[start Data provided]

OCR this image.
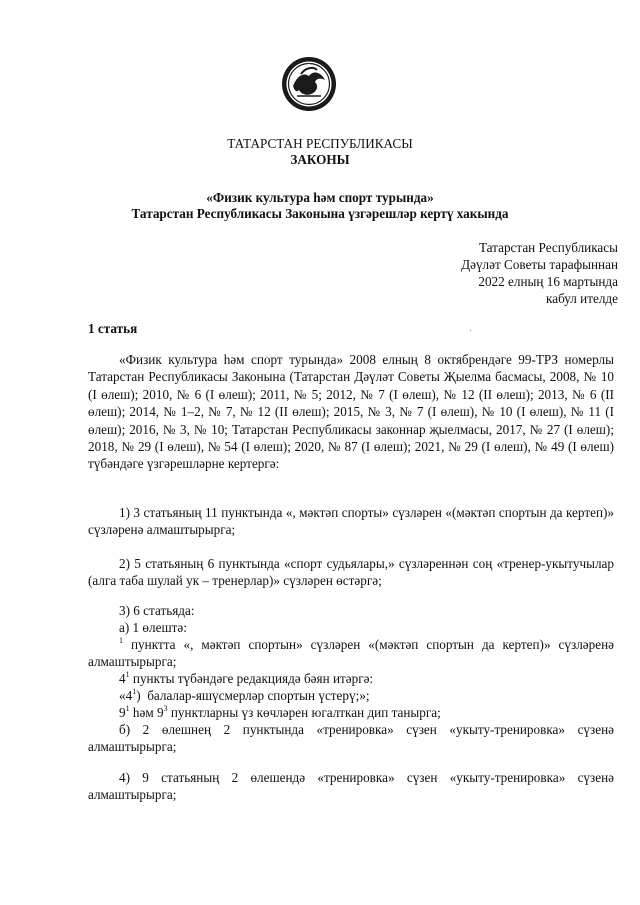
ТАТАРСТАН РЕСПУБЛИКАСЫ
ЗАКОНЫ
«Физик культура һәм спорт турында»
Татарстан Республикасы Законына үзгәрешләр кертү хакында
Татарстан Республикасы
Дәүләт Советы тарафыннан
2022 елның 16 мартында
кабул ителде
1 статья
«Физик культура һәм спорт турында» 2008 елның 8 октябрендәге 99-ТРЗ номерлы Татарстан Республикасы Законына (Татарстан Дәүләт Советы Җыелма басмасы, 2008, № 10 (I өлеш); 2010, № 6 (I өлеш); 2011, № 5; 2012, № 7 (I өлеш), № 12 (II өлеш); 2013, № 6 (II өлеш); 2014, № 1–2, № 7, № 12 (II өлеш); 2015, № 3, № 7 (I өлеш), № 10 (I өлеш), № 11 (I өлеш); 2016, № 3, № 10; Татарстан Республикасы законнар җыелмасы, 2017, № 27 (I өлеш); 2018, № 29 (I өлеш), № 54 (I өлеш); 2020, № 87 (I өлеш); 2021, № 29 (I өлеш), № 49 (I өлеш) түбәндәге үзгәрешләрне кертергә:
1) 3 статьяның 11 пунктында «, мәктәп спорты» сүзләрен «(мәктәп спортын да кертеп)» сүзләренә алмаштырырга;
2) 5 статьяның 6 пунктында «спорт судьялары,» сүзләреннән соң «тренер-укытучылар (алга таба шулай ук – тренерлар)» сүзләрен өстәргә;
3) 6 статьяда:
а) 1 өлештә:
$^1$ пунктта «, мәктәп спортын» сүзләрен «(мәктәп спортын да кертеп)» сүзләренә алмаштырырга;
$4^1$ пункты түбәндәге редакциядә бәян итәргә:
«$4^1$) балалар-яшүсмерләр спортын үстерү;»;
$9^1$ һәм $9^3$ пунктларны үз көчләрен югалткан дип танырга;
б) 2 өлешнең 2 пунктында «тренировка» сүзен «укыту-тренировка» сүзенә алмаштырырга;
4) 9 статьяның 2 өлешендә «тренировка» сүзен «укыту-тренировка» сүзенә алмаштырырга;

[end Data provided]

Set problem
Using the records given above, list every line that includes the word "сүзенә".

Response for this exercise
б) 2 өлешнең 2 пунктында «тренировка» сүзен «укыту-тренировка» сүзенә алмаштырырга;
4) 9 статьяның 2 өлешендә «тренировка» сүзен «укыту-тренировка» сүзенә алмаштырырга;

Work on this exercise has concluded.